::: ENTRIES SUPPLIED
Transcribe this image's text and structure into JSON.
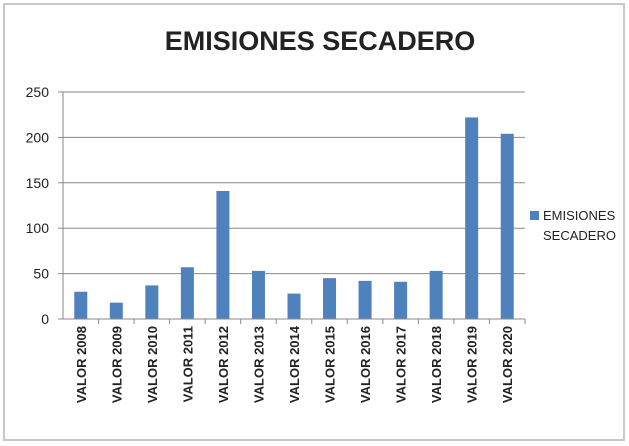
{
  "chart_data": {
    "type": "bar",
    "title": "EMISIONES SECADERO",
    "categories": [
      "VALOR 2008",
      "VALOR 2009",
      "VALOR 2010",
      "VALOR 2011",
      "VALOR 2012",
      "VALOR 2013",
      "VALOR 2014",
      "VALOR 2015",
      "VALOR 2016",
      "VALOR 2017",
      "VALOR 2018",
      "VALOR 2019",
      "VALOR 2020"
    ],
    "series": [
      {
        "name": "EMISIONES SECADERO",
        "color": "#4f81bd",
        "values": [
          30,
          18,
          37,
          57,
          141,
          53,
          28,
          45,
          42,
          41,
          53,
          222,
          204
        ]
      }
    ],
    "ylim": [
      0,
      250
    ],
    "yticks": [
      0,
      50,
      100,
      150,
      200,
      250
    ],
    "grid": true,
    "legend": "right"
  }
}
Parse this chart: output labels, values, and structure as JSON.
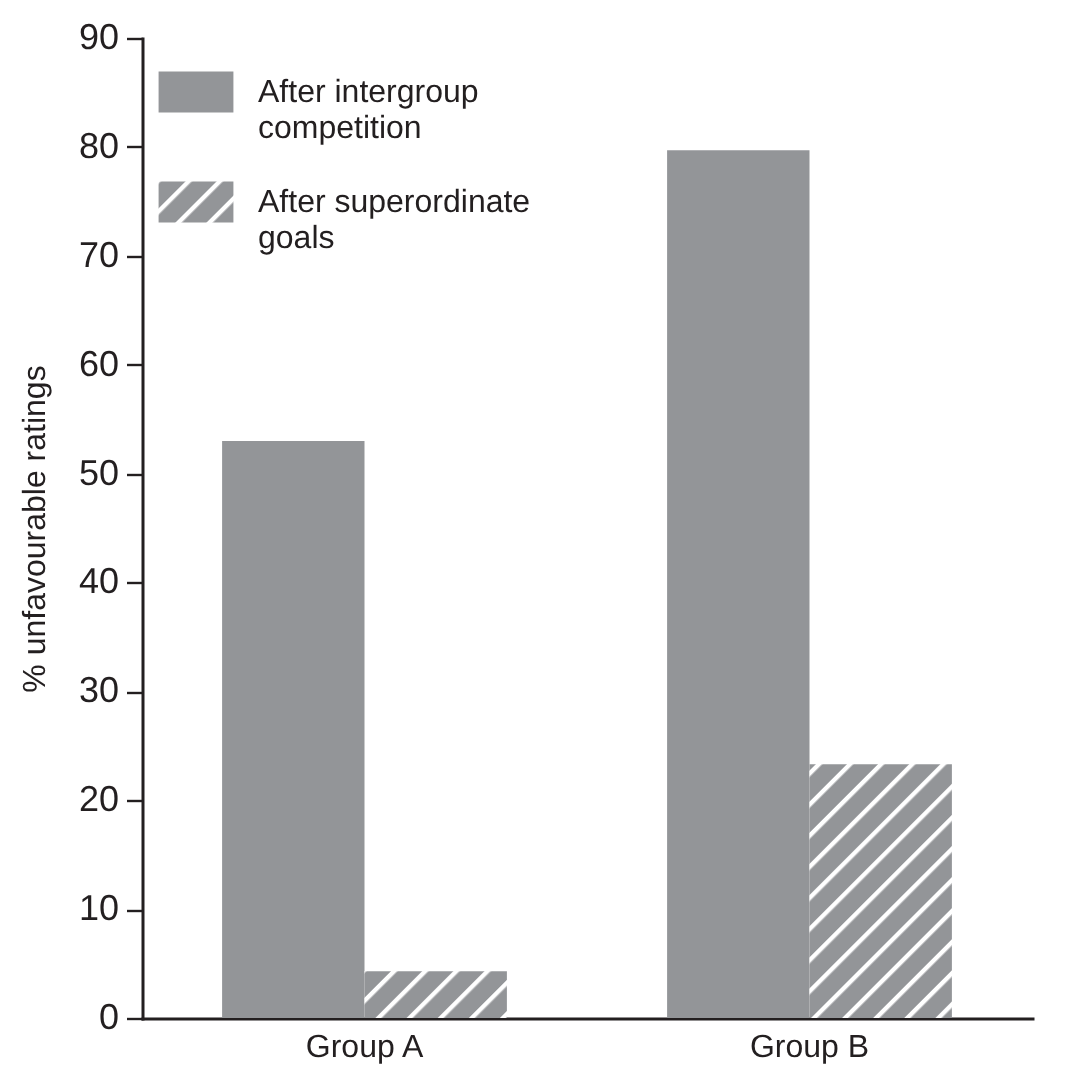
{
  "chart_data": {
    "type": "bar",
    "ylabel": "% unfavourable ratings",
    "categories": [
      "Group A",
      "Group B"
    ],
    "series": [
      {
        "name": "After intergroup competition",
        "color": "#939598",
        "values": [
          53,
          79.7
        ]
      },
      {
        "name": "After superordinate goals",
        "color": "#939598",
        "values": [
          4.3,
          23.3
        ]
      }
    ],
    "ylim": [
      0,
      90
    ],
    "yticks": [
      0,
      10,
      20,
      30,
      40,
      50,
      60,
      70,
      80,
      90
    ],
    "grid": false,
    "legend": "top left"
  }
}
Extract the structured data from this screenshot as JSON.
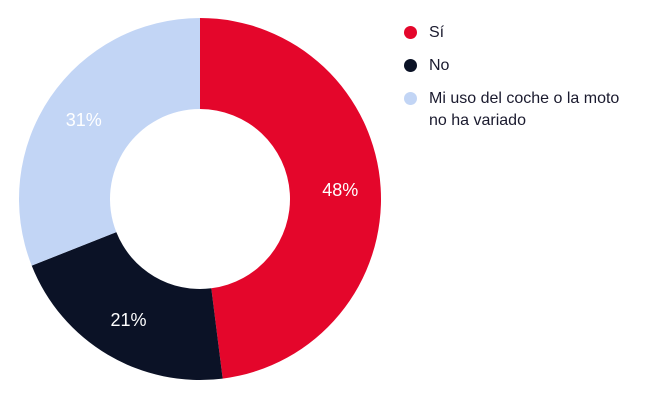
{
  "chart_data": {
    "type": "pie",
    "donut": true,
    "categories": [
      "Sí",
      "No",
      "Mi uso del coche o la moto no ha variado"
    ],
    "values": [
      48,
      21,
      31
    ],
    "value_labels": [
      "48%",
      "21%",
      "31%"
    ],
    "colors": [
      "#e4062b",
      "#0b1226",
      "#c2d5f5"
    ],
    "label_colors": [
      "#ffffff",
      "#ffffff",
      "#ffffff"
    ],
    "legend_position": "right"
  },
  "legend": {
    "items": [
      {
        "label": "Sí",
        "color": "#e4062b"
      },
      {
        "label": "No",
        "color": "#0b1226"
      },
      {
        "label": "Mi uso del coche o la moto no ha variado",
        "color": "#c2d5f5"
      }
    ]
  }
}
::::::
(DESCRIPTION OF THE TASK) Set down the material exactly, every line of it, except for the pictures.

(RESPONSE FOR THIS EXERCISE)
Transcribe this image's text and structure into JSON.
{
  "chart_data": {
    "type": "bar",
    "title": "EMISIONES SECADERO",
    "categories": [
      "VALOR 2008",
      "VALOR 2009",
      "VALOR 2010",
      "VALOR 2011",
      "VALOR 2012",
      "VALOR 2013",
      "VALOR 2014",
      "VALOR 2015",
      "VALOR 2016",
      "VALOR 2017",
      "VALOR 2018",
      "VALOR 2019",
      "VALOR 2020"
    ],
    "series": [
      {
        "name": "EMISIONES SECADERO",
        "color": "#4f81bd",
        "values": [
          30,
          18,
          37,
          57,
          141,
          53,
          28,
          45,
          42,
          41,
          53,
          222,
          204
        ]
      }
    ],
    "ylim": [
      0,
      250
    ],
    "yticks": [
      0,
      50,
      100,
      150,
      200,
      250
    ],
    "grid": true,
    "legend": "right"
  }
}
Parse this chart: output labels, values, and structure as JSON.
{
  "chart_data": {
    "type": "bar",
    "ylabel": "% unfavourable ratings",
    "categories": [
      "Group A",
      "Group B"
    ],
    "series": [
      {
        "name": "After intergroup competition",
        "color": "#939598",
        "values": [
          53,
          79.7
        ]
      },
      {
        "name": "After superordinate goals",
        "color": "#939598",
        "values": [
          4.3,
          23.3
        ]
      }
    ],
    "ylim": [
      0,
      90
    ],
    "yticks": [
      0,
      10,
      20,
      30,
      40,
      50,
      60,
      70,
      80,
      90
    ],
    "grid": false,
    "legend": "top left"
  }
}
Extract the structured data from this screenshot as JSON.
{
  "chart_data": {
    "type": "pie",
    "donut": true,
    "categories": [
      "Sí",
      "No",
      "Mi uso del coche o la moto no ha variado"
    ],
    "values": [
      48,
      21,
      31
    ],
    "value_labels": [
      "48%",
      "21%",
      "31%"
    ],
    "colors": [
      "#e4062b",
      "#0b1226",
      "#c2d5f5"
    ],
    "label_colors": [
      "#ffffff",
      "#ffffff",
      "#ffffff"
    ],
    "legend_position": "right"
  },
  "legend": {
    "items": [
      {
        "label": "Sí",
        "color": "#e4062b"
      },
      {
        "label": "No",
        "color": "#0b1226"
      },
      {
        "label": "Mi uso del coche o la moto no ha variado",
        "color": "#c2d5f5"
      }
    ]
  }
}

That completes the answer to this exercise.